-- begin --

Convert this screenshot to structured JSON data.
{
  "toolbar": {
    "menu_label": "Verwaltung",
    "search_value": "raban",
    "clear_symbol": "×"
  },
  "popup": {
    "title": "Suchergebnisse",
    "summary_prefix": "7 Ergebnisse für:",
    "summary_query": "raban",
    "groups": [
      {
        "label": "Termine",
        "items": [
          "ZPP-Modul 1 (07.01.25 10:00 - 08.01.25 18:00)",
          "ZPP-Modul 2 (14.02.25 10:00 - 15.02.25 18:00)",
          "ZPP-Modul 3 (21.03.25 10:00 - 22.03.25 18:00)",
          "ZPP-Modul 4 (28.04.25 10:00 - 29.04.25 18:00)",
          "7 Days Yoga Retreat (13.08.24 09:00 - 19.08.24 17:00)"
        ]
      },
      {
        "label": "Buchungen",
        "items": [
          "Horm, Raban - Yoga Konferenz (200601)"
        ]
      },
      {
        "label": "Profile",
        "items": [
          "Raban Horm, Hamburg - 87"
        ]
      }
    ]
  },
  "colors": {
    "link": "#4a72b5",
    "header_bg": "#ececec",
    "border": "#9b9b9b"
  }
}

-- end --

* _Direction_: Print back all the lines verbatim.

* _Reply_:
Convert this screenshot to structured JSON data.
{
  "toolbar": {
    "menu_label": "Verwaltung",
    "search_value": "raban",
    "clear_symbol": "×"
  },
  "popup": {
    "title": "Suchergebnisse",
    "summary_prefix": "7 Ergebnisse für:",
    "summary_query": "raban",
    "groups": [
      {
        "label": "Termine",
        "items": [
          "ZPP-Modul 1 (07.01.25 10:00 - 08.01.25 18:00)",
          "ZPP-Modul 2 (14.02.25 10:00 - 15.02.25 18:00)",
          "ZPP-Modul 3 (21.03.25 10:00 - 22.03.25 18:00)",
          "ZPP-Modul 4 (28.04.25 10:00 - 29.04.25 18:00)",
          "7 Days Yoga Retreat (13.08.24 09:00 - 19.08.24 17:00)"
        ]
      },
      {
        "label": "Buchungen",
        "items": [
          "Horm, Raban - Yoga Konferenz (200601)"
        ]
      },
      {
        "label": "Profile",
        "items": [
          "Raban Horm, Hamburg - 87"
        ]
      }
    ]
  },
  "colors": {
    "link": "#4a72b5",
    "header_bg": "#ececec",
    "border": "#9b9b9b"
  }
}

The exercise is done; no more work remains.